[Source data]
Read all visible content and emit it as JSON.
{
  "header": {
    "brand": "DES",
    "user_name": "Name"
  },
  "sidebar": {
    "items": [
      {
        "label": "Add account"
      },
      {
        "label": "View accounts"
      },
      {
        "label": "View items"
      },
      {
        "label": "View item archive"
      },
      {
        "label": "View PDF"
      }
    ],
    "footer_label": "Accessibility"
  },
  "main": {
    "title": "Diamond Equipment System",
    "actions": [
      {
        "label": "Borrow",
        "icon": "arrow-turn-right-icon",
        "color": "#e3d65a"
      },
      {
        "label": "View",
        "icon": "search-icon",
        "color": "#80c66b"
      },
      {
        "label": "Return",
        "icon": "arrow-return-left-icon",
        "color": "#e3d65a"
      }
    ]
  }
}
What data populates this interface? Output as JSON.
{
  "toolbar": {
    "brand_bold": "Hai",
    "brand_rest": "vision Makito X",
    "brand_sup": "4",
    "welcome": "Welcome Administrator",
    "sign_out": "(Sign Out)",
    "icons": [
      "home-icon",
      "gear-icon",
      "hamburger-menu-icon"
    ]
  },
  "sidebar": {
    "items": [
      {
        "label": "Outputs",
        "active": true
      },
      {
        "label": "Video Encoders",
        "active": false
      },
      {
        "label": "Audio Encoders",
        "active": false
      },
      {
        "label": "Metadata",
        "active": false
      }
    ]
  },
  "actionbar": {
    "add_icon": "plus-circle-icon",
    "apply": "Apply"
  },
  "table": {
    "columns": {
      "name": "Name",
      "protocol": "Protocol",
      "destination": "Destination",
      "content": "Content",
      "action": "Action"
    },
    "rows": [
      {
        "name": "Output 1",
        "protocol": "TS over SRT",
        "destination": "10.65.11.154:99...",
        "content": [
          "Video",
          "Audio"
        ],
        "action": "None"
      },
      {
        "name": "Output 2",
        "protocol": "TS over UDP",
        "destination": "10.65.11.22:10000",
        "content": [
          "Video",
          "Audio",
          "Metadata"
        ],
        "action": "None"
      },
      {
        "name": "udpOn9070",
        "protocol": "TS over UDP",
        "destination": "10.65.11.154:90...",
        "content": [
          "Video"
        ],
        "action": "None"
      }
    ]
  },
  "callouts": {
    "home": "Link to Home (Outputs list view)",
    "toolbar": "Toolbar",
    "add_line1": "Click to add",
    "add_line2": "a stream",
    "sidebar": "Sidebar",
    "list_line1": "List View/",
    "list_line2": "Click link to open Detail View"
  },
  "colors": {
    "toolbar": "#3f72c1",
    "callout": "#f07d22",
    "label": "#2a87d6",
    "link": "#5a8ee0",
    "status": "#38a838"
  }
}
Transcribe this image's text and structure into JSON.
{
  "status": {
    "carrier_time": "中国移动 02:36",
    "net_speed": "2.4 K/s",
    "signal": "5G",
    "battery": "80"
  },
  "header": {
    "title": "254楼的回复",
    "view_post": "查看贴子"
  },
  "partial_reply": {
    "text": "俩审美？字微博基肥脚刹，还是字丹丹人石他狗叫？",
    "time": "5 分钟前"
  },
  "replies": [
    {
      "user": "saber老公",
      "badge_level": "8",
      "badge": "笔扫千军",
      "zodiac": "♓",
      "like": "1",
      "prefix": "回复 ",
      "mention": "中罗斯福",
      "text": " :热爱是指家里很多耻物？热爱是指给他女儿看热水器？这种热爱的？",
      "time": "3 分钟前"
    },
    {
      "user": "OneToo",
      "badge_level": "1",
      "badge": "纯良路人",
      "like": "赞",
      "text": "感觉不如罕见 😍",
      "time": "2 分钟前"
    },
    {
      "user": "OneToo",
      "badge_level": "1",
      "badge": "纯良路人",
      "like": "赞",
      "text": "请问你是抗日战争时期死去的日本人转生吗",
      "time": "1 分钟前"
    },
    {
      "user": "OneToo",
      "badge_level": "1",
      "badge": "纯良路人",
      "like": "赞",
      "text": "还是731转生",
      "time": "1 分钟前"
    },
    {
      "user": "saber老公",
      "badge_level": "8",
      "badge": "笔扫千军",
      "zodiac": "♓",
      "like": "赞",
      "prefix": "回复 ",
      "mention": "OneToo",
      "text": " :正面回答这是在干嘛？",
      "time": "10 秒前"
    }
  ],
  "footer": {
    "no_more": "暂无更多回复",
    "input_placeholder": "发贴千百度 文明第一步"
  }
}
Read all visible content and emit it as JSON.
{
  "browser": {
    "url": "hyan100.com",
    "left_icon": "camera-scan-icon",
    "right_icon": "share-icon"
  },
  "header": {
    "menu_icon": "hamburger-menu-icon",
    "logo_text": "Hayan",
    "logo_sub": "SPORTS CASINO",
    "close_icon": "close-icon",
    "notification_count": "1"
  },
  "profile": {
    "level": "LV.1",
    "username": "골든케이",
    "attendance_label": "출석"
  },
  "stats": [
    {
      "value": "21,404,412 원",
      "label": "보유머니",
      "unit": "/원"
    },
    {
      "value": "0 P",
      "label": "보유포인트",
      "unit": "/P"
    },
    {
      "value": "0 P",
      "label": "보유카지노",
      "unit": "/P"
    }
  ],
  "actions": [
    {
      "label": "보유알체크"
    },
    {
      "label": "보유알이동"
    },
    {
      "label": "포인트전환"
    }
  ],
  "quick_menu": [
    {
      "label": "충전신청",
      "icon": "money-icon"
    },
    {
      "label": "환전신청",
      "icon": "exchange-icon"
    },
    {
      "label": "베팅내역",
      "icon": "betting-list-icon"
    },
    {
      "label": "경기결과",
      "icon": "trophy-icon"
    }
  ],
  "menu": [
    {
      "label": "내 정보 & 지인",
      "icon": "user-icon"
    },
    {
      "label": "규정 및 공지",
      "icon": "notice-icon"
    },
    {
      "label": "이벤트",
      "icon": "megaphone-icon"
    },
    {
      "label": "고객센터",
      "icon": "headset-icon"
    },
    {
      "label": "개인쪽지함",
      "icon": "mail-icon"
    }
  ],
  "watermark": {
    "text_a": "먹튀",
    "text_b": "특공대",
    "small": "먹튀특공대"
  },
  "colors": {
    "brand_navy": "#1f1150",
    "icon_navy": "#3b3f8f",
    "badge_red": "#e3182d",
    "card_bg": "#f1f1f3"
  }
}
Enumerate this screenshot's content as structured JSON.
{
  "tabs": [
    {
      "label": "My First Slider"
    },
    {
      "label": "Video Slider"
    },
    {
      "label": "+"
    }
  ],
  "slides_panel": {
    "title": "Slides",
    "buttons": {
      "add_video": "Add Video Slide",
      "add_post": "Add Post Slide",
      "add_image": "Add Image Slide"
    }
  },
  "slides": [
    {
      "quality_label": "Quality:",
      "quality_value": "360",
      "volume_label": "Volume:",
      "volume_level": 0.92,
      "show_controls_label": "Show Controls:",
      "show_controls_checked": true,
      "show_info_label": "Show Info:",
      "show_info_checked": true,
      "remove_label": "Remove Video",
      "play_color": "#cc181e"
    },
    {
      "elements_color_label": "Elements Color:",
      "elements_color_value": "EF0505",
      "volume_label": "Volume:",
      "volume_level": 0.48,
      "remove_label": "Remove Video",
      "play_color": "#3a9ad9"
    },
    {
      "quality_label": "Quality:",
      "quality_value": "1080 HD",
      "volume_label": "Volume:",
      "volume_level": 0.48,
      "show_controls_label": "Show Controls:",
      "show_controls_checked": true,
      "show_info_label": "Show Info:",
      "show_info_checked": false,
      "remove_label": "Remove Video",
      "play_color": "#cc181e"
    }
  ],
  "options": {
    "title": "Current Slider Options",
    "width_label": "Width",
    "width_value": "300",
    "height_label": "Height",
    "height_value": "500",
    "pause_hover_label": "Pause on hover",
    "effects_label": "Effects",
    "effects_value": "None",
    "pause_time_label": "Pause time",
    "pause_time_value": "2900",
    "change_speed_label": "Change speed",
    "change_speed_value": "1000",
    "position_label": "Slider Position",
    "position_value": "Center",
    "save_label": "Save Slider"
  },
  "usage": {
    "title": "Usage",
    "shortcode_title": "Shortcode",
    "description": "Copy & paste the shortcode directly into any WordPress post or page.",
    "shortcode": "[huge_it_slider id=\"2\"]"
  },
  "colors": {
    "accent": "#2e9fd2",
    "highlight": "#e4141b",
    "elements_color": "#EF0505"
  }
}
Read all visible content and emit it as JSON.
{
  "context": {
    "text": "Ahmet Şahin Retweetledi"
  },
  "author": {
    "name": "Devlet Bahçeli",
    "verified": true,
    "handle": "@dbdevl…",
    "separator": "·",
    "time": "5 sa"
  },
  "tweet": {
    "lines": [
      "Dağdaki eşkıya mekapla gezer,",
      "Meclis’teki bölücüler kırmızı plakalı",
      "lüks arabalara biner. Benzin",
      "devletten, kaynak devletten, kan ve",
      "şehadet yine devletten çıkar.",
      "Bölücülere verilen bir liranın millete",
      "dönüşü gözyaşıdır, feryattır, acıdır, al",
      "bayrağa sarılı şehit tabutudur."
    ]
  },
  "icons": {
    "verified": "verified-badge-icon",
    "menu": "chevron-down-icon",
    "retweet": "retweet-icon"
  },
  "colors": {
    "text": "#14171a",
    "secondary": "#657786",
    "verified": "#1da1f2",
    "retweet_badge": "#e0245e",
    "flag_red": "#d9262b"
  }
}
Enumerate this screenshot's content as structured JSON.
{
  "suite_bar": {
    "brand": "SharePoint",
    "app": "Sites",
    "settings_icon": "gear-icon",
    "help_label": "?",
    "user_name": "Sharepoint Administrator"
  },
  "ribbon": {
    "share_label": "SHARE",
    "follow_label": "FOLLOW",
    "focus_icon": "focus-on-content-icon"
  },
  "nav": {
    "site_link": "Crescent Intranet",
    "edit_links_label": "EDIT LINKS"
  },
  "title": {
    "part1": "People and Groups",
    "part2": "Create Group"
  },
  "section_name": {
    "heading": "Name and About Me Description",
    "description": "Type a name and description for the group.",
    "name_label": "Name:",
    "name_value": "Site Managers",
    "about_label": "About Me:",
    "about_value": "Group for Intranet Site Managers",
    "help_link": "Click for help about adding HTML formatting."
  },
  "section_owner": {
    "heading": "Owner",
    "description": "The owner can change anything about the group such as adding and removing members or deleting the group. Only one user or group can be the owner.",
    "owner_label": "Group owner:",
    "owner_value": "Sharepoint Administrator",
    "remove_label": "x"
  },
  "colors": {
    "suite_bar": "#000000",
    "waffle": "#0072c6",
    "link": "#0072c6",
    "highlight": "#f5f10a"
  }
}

:: Exercise ::
Locate all lines that include the word "toolbar" and copy them out.

:: Task solution ::
  "toolbar": {
    "toolbar": "Toolbar",
    "toolbar": "#3f72c1",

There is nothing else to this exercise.